Figure content listings
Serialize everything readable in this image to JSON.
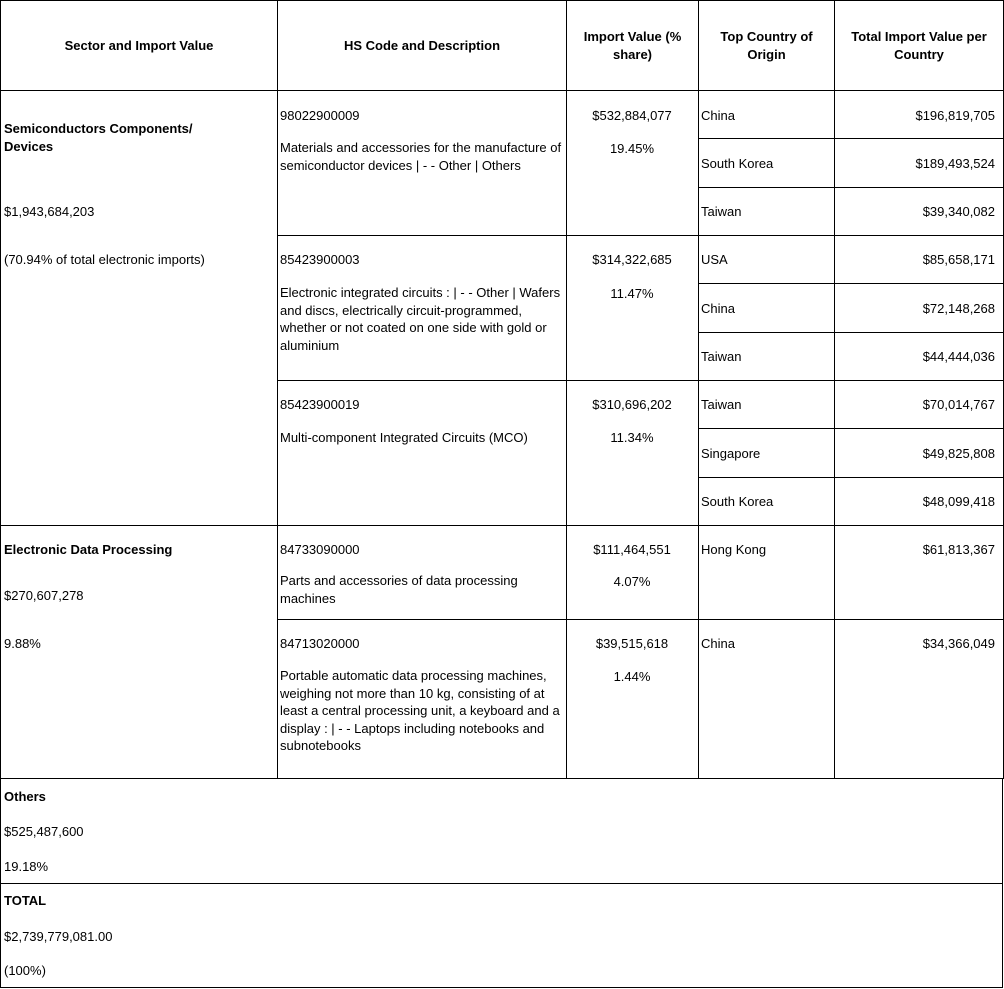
{
  "header": [
    "Sector and  Import Value",
    "HS Code and Description",
    "Import Value (% share)",
    "Top Country of Origin",
    "Total Import Value per Country"
  ],
  "sectors": [
    {
      "title": "Semiconductors Components/ Devices",
      "value": "$1,943,684,203",
      "share": "(70.94% of total electronic imports)",
      "items": [
        {
          "code": "98022900009",
          "description": "Materials and accessories for the manufacture of semiconductor devices  |  - - Other  |  Others",
          "value": "$532,884,077",
          "share": "19.45%",
          "countries": [
            {
              "name": "China",
              "value": "$196,819,705"
            },
            {
              "name": "South Korea",
              "value": "$189,493,524"
            },
            {
              "name": "Taiwan",
              "value": "$39,340,082"
            }
          ]
        },
        {
          "code": "85423900003",
          "description": "Electronic integrated circuits :  |  - -  Other  |  Wafers and discs, electrically circuit-programmed, whether or not coated on one side with gold or aluminium",
          "value": "$314,322,685",
          "share": "11.47%",
          "countries": [
            {
              "name": "USA",
              "value": "$85,658,171"
            },
            {
              "name": "China",
              "value": "$72,148,268"
            },
            {
              "name": "Taiwan",
              "value": "$44,444,036"
            }
          ]
        },
        {
          "code": "85423900019",
          "description": "Multi-component Integrated Circuits (MCO)",
          "value": "$310,696,202",
          "share": "11.34%",
          "countries": [
            {
              "name": "Taiwan",
              "value": "$70,014,767"
            },
            {
              "name": "Singapore",
              "value": "$49,825,808"
            },
            {
              "name": "South Korea",
              "value": "$48,099,418"
            }
          ]
        }
      ]
    },
    {
      "title": "Electronic Data Processing",
      "value": "$270,607,278",
      "share": "9.88%",
      "items": [
        {
          "code": "84733090000",
          "description": "Parts and accessories of data processing machines",
          "value": "$111,464,551",
          "share": "4.07%",
          "countries": [
            {
              "name": "Hong Kong",
              "value": "$61,813,367"
            }
          ]
        },
        {
          "code": "84713020000",
          "description": "Portable automatic data processing machines, weighing not more than 10 kg, consisting of at least a central processing unit, a keyboard and a display :  |  - - Laptops including notebooks and subnotebooks",
          "value": "$39,515,618",
          "share": "1.44%",
          "countries": [
            {
              "name": "China",
              "value": "$34,366,049"
            }
          ]
        }
      ]
    }
  ],
  "others": {
    "title": "Others",
    "value": "$525,487,600",
    "share": "19.18%"
  },
  "total": {
    "title": "TOTAL",
    "value": "$2,739,779,081.00",
    "share": "(100%)"
  }
}
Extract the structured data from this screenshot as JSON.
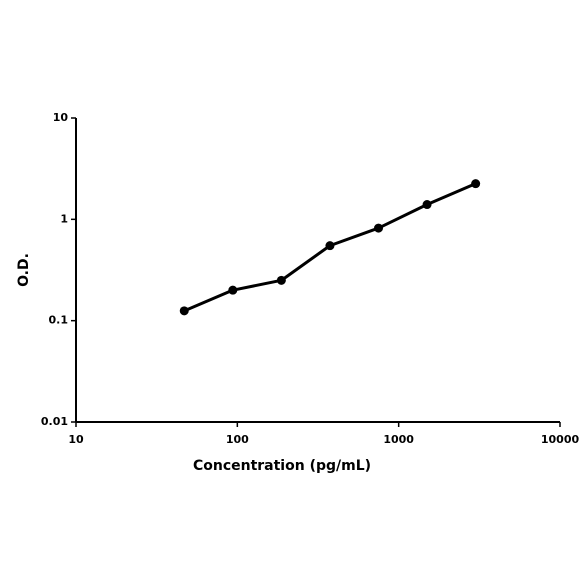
{
  "chart_data": {
    "type": "line",
    "x": [
      46.875,
      93.75,
      187.5,
      375,
      750,
      1500,
      3000
    ],
    "series": [
      {
        "color": "#000000",
        "values": [
          0.125,
          0.2,
          0.25,
          0.55,
          0.82,
          1.4,
          2.25
        ]
      }
    ],
    "xlabel": "Concentration (pg/mL)",
    "ylabel": "O.D.",
    "xscale": "log",
    "yscale": "log",
    "xlim": [
      10,
      10000
    ],
    "ylim": [
      0.01,
      10
    ],
    "xticks": [
      10,
      100,
      1000,
      10000
    ],
    "yticks": [
      0.01,
      0.1,
      1,
      10
    ],
    "grid": false
  }
}
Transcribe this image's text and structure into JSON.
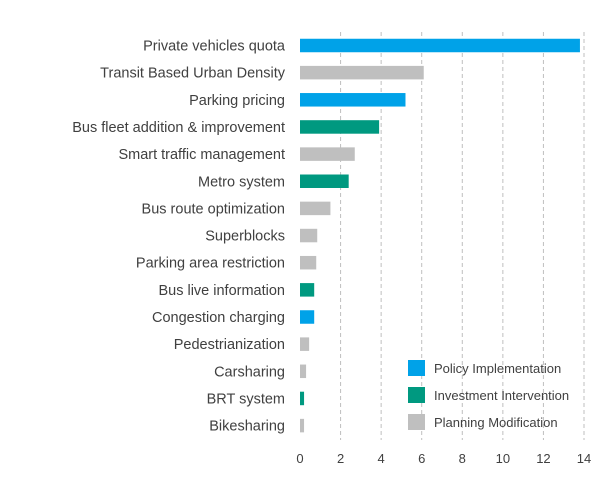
{
  "chart_data": {
    "type": "bar",
    "orientation": "horizontal",
    "xlim": [
      0,
      14
    ],
    "x_ticks": [
      0,
      2,
      4,
      6,
      8,
      10,
      12,
      14
    ],
    "grid": "vertical dashed",
    "legend_position": "bottom-right",
    "categories": [
      "Private vehicles quota",
      "Transit Based Urban Density",
      "Parking pricing",
      "Bus fleet addition & improvement",
      "Smart traffic management",
      "Metro system",
      "Bus route optimization",
      "Superblocks",
      "Parking area restriction",
      "Bus live information",
      "Congestion charging",
      "Pedestrianization",
      "Carsharing",
      "BRT system",
      "Bikesharing"
    ],
    "values": [
      13.8,
      6.1,
      5.2,
      3.9,
      2.7,
      2.4,
      1.5,
      0.85,
      0.8,
      0.7,
      0.7,
      0.45,
      0.3,
      0.2,
      0.2
    ],
    "groups": [
      "Policy Implementation",
      "Planning Modification",
      "Policy Implementation",
      "Investment Intervention",
      "Planning Modification",
      "Investment Intervention",
      "Planning Modification",
      "Planning Modification",
      "Planning Modification",
      "Investment Intervention",
      "Policy Implementation",
      "Planning Modification",
      "Planning Modification",
      "Investment Intervention",
      "Planning Modification"
    ],
    "legend": [
      {
        "name": "Policy Implementation",
        "color": "#00a2e8"
      },
      {
        "name": "Investment Intervention",
        "color": "#009980"
      },
      {
        "name": "Planning Modification",
        "color": "#bfbfbf"
      }
    ],
    "grid_color": "#bfbfbf",
    "text_color": "#404040"
  }
}
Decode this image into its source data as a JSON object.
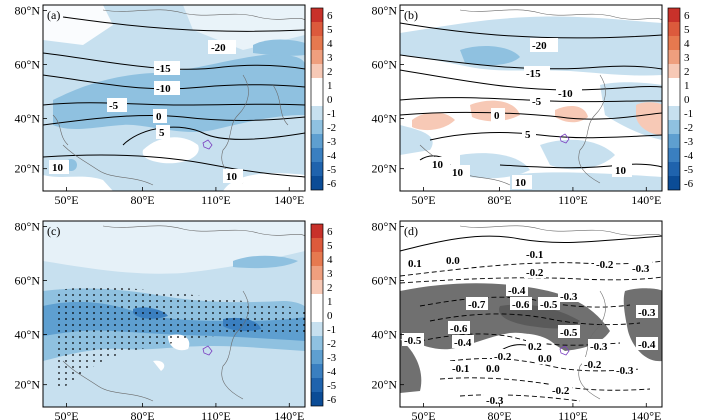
{
  "colorbar": {
    "levels": [
      "6",
      "5",
      "4",
      "3",
      "2",
      "1",
      "0",
      "-1",
      "-2",
      "-3",
      "-4",
      "-5",
      "-6"
    ],
    "colors": [
      "#c8312a",
      "#dc5a3c",
      "#e6794f",
      "#ef9f7e",
      "#f7c9b6",
      "#ffffff",
      "#ffffff",
      "#c7e0ef",
      "#8fc1e0",
      "#5e9fd0",
      "#3a7fc0",
      "#1f63ad",
      "#0b4c96"
    ]
  },
  "axes": {
    "lat_labels": [
      "80°N",
      "60°N",
      "40°N",
      "20°N"
    ],
    "lon_labels": [
      "50°E",
      "80°E",
      "110°E",
      "140°E"
    ]
  },
  "panels": [
    {
      "id": "a",
      "label": "(a)",
      "contour_labels": [
        "-20",
        "-15",
        "-10",
        "-5",
        "0",
        "5",
        "10",
        "10"
      ]
    },
    {
      "id": "b",
      "label": "(b)",
      "contour_labels": [
        "-20",
        "-15",
        "-10",
        "-5",
        "0",
        "5",
        "10",
        "10",
        "10",
        "10"
      ]
    },
    {
      "id": "c",
      "label": "(c)",
      "contour_labels": []
    },
    {
      "id": "d",
      "label": "(d)",
      "contour_labels": [
        "0.1",
        "0.0",
        "-0.1",
        "-0.2",
        "-0.2",
        "-0.3",
        "-0.4",
        "-0.7",
        "-0.6",
        "-0.5",
        "-0.3",
        "-0.6",
        "-0.4",
        "-0.5",
        "-0.5",
        "-0.3",
        "-0.4",
        "0.2",
        "0.0",
        "-0.2",
        "-0.1",
        "0.0",
        "-0.2",
        "-0.3",
        "-0.2",
        "-0.3",
        "-0.3"
      ]
    }
  ]
}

Short task.
Make an exact copy of the data above, pictures excluded.

Solution below.
Serialize everything readable in this image to JSON.
{
  "header": [
    "Sector and  Import Value",
    "HS Code and Description",
    "Import Value (% share)",
    "Top Country of Origin",
    "Total Import Value per Country"
  ],
  "sectors": [
    {
      "title": "Semiconductors Components/ Devices",
      "value": "$1,943,684,203",
      "share": "(70.94% of total electronic imports)",
      "items": [
        {
          "code": "98022900009",
          "description": "Materials and accessories for the manufacture of semiconductor devices  |  - - Other  |  Others",
          "value": "$532,884,077",
          "share": "19.45%",
          "countries": [
            {
              "name": "China",
              "value": "$196,819,705"
            },
            {
              "name": "South Korea",
              "value": "$189,493,524"
            },
            {
              "name": "Taiwan",
              "value": "$39,340,082"
            }
          ]
        },
        {
          "code": "85423900003",
          "description": "Electronic integrated circuits :  |  - -  Other  |  Wafers and discs, electrically circuit-programmed, whether or not coated on one side with gold or aluminium",
          "value": "$314,322,685",
          "share": "11.47%",
          "countries": [
            {
              "name": "USA",
              "value": "$85,658,171"
            },
            {
              "name": "China",
              "value": "$72,148,268"
            },
            {
              "name": "Taiwan",
              "value": "$44,444,036"
            }
          ]
        },
        {
          "code": "85423900019",
          "description": "Multi-component Integrated Circuits (MCO)",
          "value": "$310,696,202",
          "share": "11.34%",
          "countries": [
            {
              "name": "Taiwan",
              "value": "$70,014,767"
            },
            {
              "name": "Singapore",
              "value": "$49,825,808"
            },
            {
              "name": "South Korea",
              "value": "$48,099,418"
            }
          ]
        }
      ]
    },
    {
      "title": "Electronic Data Processing",
      "value": "$270,607,278",
      "share": "9.88%",
      "items": [
        {
          "code": "84733090000",
          "description": "Parts and accessories of data processing machines",
          "value": "$111,464,551",
          "share": "4.07%",
          "countries": [
            {
              "name": "Hong Kong",
              "value": "$61,813,367"
            }
          ]
        },
        {
          "code": "84713020000",
          "description": "Portable automatic data processing machines, weighing not more than 10 kg, consisting of at least a central processing unit, a keyboard and a display :  |  - - Laptops including notebooks and subnotebooks",
          "value": "$39,515,618",
          "share": "1.44%",
          "countries": [
            {
              "name": "China",
              "value": "$34,366,049"
            }
          ]
        }
      ]
    }
  ],
  "others": {
    "title": "Others",
    "value": "$525,487,600",
    "share": "19.18%"
  },
  "total": {
    "title": "TOTAL",
    "value": "$2,739,779,081.00",
    "share": "(100%)"
  }
}
Extract the structured data from this screenshot as JSON.
{
  "chart_data": {
    "type": "line",
    "x": [
      46.875,
      93.75,
      187.5,
      375,
      750,
      1500,
      3000
    ],
    "series": [
      {
        "color": "#000000",
        "values": [
          0.125,
          0.2,
          0.25,
          0.55,
          0.82,
          1.4,
          2.25
        ]
      }
    ],
    "xlabel": "Concentration (pg/mL)",
    "ylabel": "O.D.",
    "xscale": "log",
    "yscale": "log",
    "xlim": [
      10,
      10000
    ],
    "ylim": [
      0.01,
      10
    ],
    "xticks": [
      10,
      100,
      1000,
      10000
    ],
    "yticks": [
      0.01,
      0.1,
      1,
      10
    ],
    "grid": false
  }
}
Transcribe this image's text and structure into JSON.
{
  "chart_data": {
    "type": "bar",
    "orientation": "horizontal",
    "xlim": [
      0,
      14
    ],
    "x_ticks": [
      0,
      2,
      4,
      6,
      8,
      10,
      12,
      14
    ],
    "grid": "vertical dashed",
    "legend_position": "bottom-right",
    "categories": [
      "Private vehicles quota",
      "Transit Based Urban Density",
      "Parking pricing",
      "Bus fleet addition & improvement",
      "Smart traffic management",
      "Metro system",
      "Bus route optimization",
      "Superblocks",
      "Parking area restriction",
      "Bus live information",
      "Congestion charging",
      "Pedestrianization",
      "Carsharing",
      "BRT system",
      "Bikesharing"
    ],
    "values": [
      13.8,
      6.1,
      5.2,
      3.9,
      2.7,
      2.4,
      1.5,
      0.85,
      0.8,
      0.7,
      0.7,
      0.45,
      0.3,
      0.2,
      0.2
    ],
    "groups": [
      "Policy Implementation",
      "Planning Modification",
      "Policy Implementation",
      "Investment Intervention",
      "Planning Modification",
      "Investment Intervention",
      "Planning Modification",
      "Planning Modification",
      "Planning Modification",
      "Investment Intervention",
      "Policy Implementation",
      "Planning Modification",
      "Planning Modification",
      "Investment Intervention",
      "Planning Modification"
    ],
    "legend": [
      {
        "name": "Policy Implementation",
        "color": "#00a2e8"
      },
      {
        "name": "Investment Intervention",
        "color": "#009980"
      },
      {
        "name": "Planning Modification",
        "color": "#bfbfbf"
      }
    ],
    "grid_color": "#bfbfbf",
    "text_color": "#404040"
  }
}
Decode this image into its source data as a JSON object.
{
  "colorbar": {
    "levels": [
      "6",
      "5",
      "4",
      "3",
      "2",
      "1",
      "0",
      "-1",
      "-2",
      "-3",
      "-4",
      "-5",
      "-6"
    ],
    "colors": [
      "#c8312a",
      "#dc5a3c",
      "#e6794f",
      "#ef9f7e",
      "#f7c9b6",
      "#ffffff",
      "#ffffff",
      "#c7e0ef",
      "#8fc1e0",
      "#5e9fd0",
      "#3a7fc0",
      "#1f63ad",
      "#0b4c96"
    ]
  },
  "axes": {
    "lat_labels": [
      "80°N",
      "60°N",
      "40°N",
      "20°N"
    ],
    "lon_labels": [
      "50°E",
      "80°E",
      "110°E",
      "140°E"
    ]
  },
  "panels": [
    {
      "id": "a",
      "label": "(a)",
      "contour_labels": [
        "-20",
        "-15",
        "-10",
        "-5",
        "0",
        "5",
        "10",
        "10"
      ]
    },
    {
      "id": "b",
      "label": "(b)",
      "contour_labels": [
        "-20",
        "-15",
        "-10",
        "-5",
        "0",
        "5",
        "10",
        "10",
        "10",
        "10"
      ]
    },
    {
      "id": "c",
      "label": "(c)",
      "contour_labels": []
    },
    {
      "id": "d",
      "label": "(d)",
      "contour_labels": [
        "0.1",
        "0.0",
        "-0.1",
        "-0.2",
        "-0.2",
        "-0.3",
        "-0.4",
        "-0.7",
        "-0.6",
        "-0.5",
        "-0.3",
        "-0.6",
        "-0.4",
        "-0.5",
        "-0.5",
        "-0.3",
        "-0.4",
        "0.2",
        "0.0",
        "-0.2",
        "-0.1",
        "0.0",
        "-0.2",
        "-0.3",
        "-0.2",
        "-0.3",
        "-0.3"
      ]
    }
  ]
}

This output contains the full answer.